Check every line below for the string "下单时间", and copy the lines that contain it.

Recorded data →
===============

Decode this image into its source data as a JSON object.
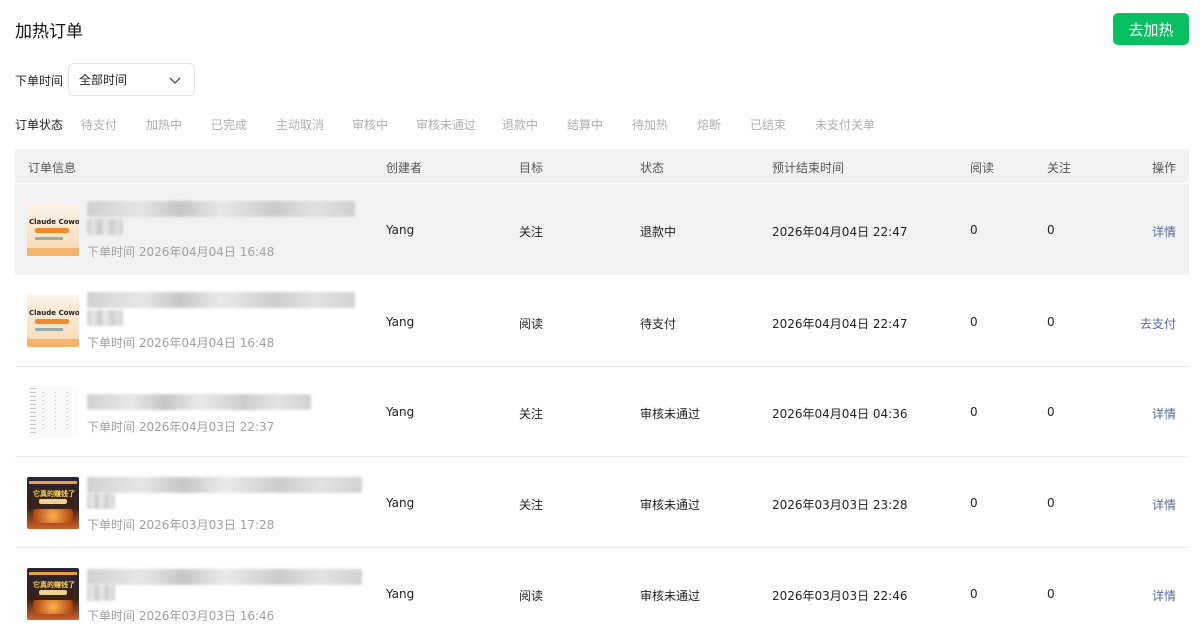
{
  "header": {
    "title": "加热订单",
    "primary_button": "去加热"
  },
  "filter": {
    "time_label": "下单时间",
    "time_value": "全部时间"
  },
  "status": {
    "label": "订单状态",
    "tabs": [
      "待支付",
      "加热中",
      "已完成",
      "主动取消",
      "审核中",
      "审核未通过",
      "退款中",
      "结算中",
      "待加热",
      "熔断",
      "已结束",
      "未支付关单"
    ]
  },
  "table": {
    "columns": [
      "订单信息",
      "创建者",
      "目标",
      "状态",
      "预计结束时间",
      "阅读",
      "关注",
      "操作"
    ],
    "rows": [
      {
        "order_time": "下单时间 2026年04月04日 16:48",
        "creator": "Yang",
        "target": "关注",
        "status": "退款中",
        "end_time": "2026年04月04日 22:47",
        "reads": "0",
        "follows": "0",
        "action": "详情",
        "thumb": "claude-cowork-thumbnail",
        "thumb_text": "Claude Cowork"
      },
      {
        "order_time": "下单时间 2026年04月04日 16:48",
        "creator": "Yang",
        "target": "阅读",
        "status": "待支付",
        "end_time": "2026年04月04日 22:47",
        "reads": "0",
        "follows": "0",
        "action": "去支付",
        "thumb": "claude-cowork-thumbnail",
        "thumb_text": "Claude Cowork"
      },
      {
        "order_time": "下单时间 2026年04月03日 22:37",
        "creator": "Yang",
        "target": "关注",
        "status": "审核未通过",
        "end_time": "2026年04月04日 04:36",
        "reads": "0",
        "follows": "0",
        "action": "详情",
        "thumb": "text-document-thumbnail",
        "thumb_text": ""
      },
      {
        "order_time": "下单时间 2026年03月03日 17:28",
        "creator": "Yang",
        "target": "关注",
        "status": "审核未通过",
        "end_time": "2026年03月03日 23:28",
        "reads": "0",
        "follows": "0",
        "action": "详情",
        "thumb": "dark-poster-thumbnail",
        "thumb_text": "它真的赚钱了"
      },
      {
        "order_time": "下单时间 2026年03月03日 16:46",
        "creator": "Yang",
        "target": "阅读",
        "status": "审核未通过",
        "end_time": "2026年03月03日 22:46",
        "reads": "0",
        "follows": "0",
        "action": "详情",
        "thumb": "dark-poster-thumbnail",
        "thumb_text": "它真的赚钱了"
      }
    ]
  },
  "colors": {
    "primary": "#07c160",
    "link": "#576b95",
    "muted": "#b0b0b0",
    "header_bg": "#f2f2f2"
  }
}
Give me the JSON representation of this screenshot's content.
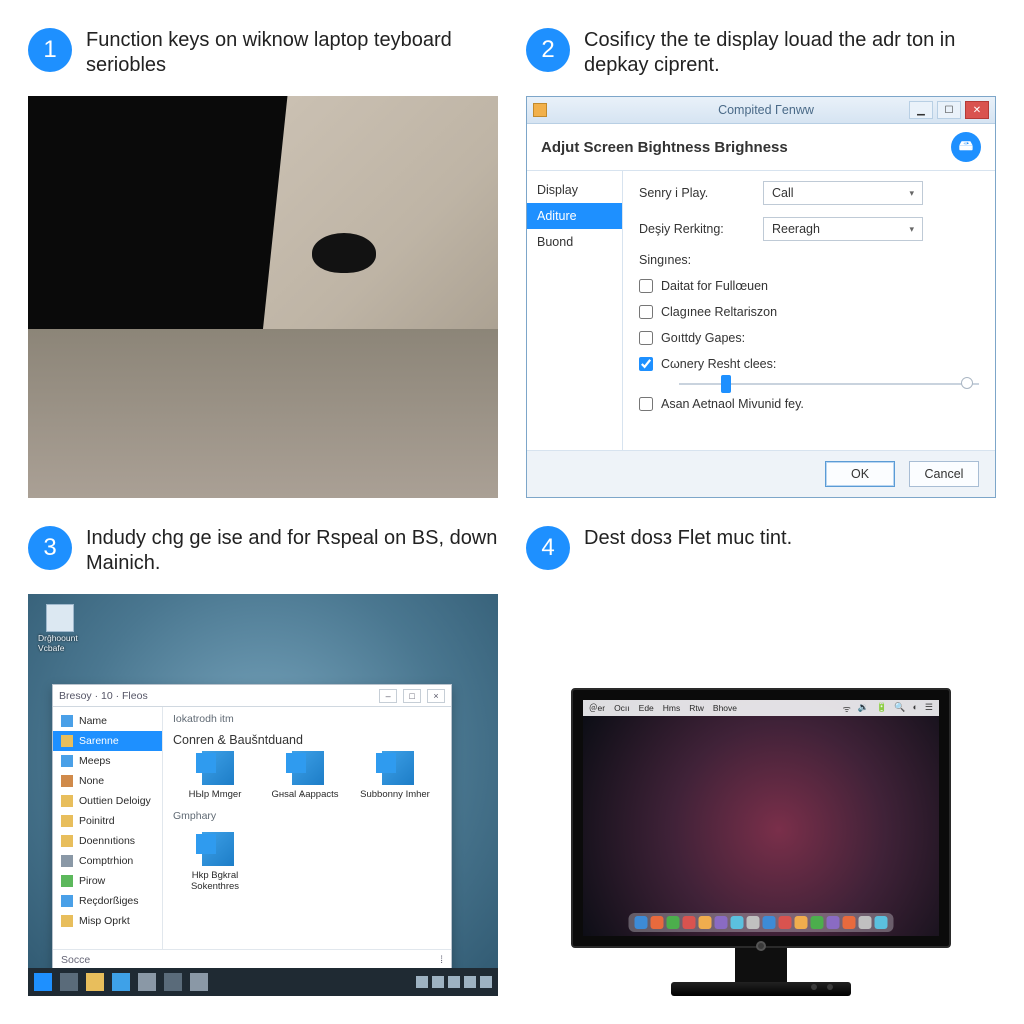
{
  "step1": {
    "number": "1",
    "text": "Function keys on wiknow laptop teyboard seriobles"
  },
  "step2": {
    "number": "2",
    "text": "Cosifıcy the te display louad the adr ton in depkaу ciprent.",
    "window": {
      "title": "Compited Γenww",
      "header": "Adjut Screen Bightness Brighness",
      "sidebar": {
        "items": [
          "Display",
          "Aditure",
          "Buond"
        ],
        "selected": 1
      },
      "field1_label": "Senry i Play.",
      "field1_value": "Call",
      "field2_label": "Deşiy Rerkitng:",
      "field2_value": "Reeragh",
      "section": "Singınes:",
      "chk1": "Daitat for Fullœuen",
      "chk2": "Clagınее Reltariszon",
      "chk3": "Goıttdy Gapes:",
      "chk4": "Cωnery Resht clees:",
      "chk5": "Asan Aetnaol Mivunid fey.",
      "ok": "OK",
      "cancel": "Cancel"
    }
  },
  "step3": {
    "number": "3",
    "text": "Indudy chg ge ise and for Rspeal on BS, down Mainich.",
    "desktop_icon": "Drğhoount Vcbafe",
    "explorer": {
      "title": "Bresoy · 10 · Fleos",
      "side": [
        "Name",
        "Sarenne",
        "Meeps",
        "None",
        "Outtien Deloigy",
        "Poinitrd",
        "Doennıtions",
        "Comptrhion",
        "Pirow",
        "Reçdorßiges",
        "Misp Oprkt"
      ],
      "side_selected": 1,
      "heading": "Iokatrodh itm",
      "row1_label": "Conren & Baušntduand",
      "items1": [
        "HЫр Mmger",
        "Gнsal Ѧapраcts",
        "Subbonny Imher"
      ],
      "row2_label": "Gmphary",
      "items2": [
        "Hkp Bgkral Sokenthres"
      ],
      "status": "Socce"
    }
  },
  "step4": {
    "number": "4",
    "text": "Dest dosз Flet muc tint.",
    "mac_menu": [
      "＠er",
      "Ocıı",
      "Ede",
      "Hms",
      "Rtw",
      "Bhove"
    ]
  }
}
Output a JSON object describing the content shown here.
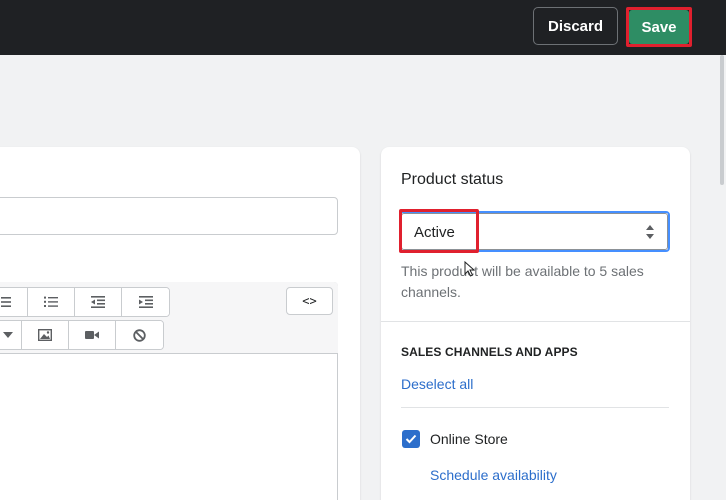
{
  "header": {
    "discard_label": "Discard",
    "save_label": "Save"
  },
  "editor": {
    "toolbar_row1": [
      "bulleted-list-icon",
      "numbered-list-icon",
      "outdent-icon",
      "indent-icon"
    ],
    "toolbar_row2": [
      "dropdown-caret-icon",
      "image-icon",
      "video-icon",
      "clear-formatting-icon"
    ],
    "html_toggle_label": "<>"
  },
  "product_status": {
    "title": "Product status",
    "selected_value": "Active",
    "help_text": "This product will be available to 5 sales channels."
  },
  "sales_channels": {
    "heading": "SALES CHANNELS AND APPS",
    "deselect_label": "Deselect all",
    "channels": [
      {
        "label": "Online Store",
        "checked": true,
        "schedule_label": "Schedule availability"
      }
    ]
  },
  "colors": {
    "topbar": "#1f2124",
    "save_button": "#2e8d64",
    "highlight": "#e0202e",
    "link": "#2c6ecb",
    "focus_ring": "#458fff"
  }
}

===============

Finished exercise →
    "time_label": "下单时间",
        "order_time": "下单时间 2026年04月04日 16:48",
        "order_time": "下单时间 2026年04月04日 16:48",
        "order_time": "下单时间 2026年04月03日 22:37",
        "order_time": "下单时间 2026年03月03日 17:28",
        "order_time": "下单时间 2026年03月03日 16:46",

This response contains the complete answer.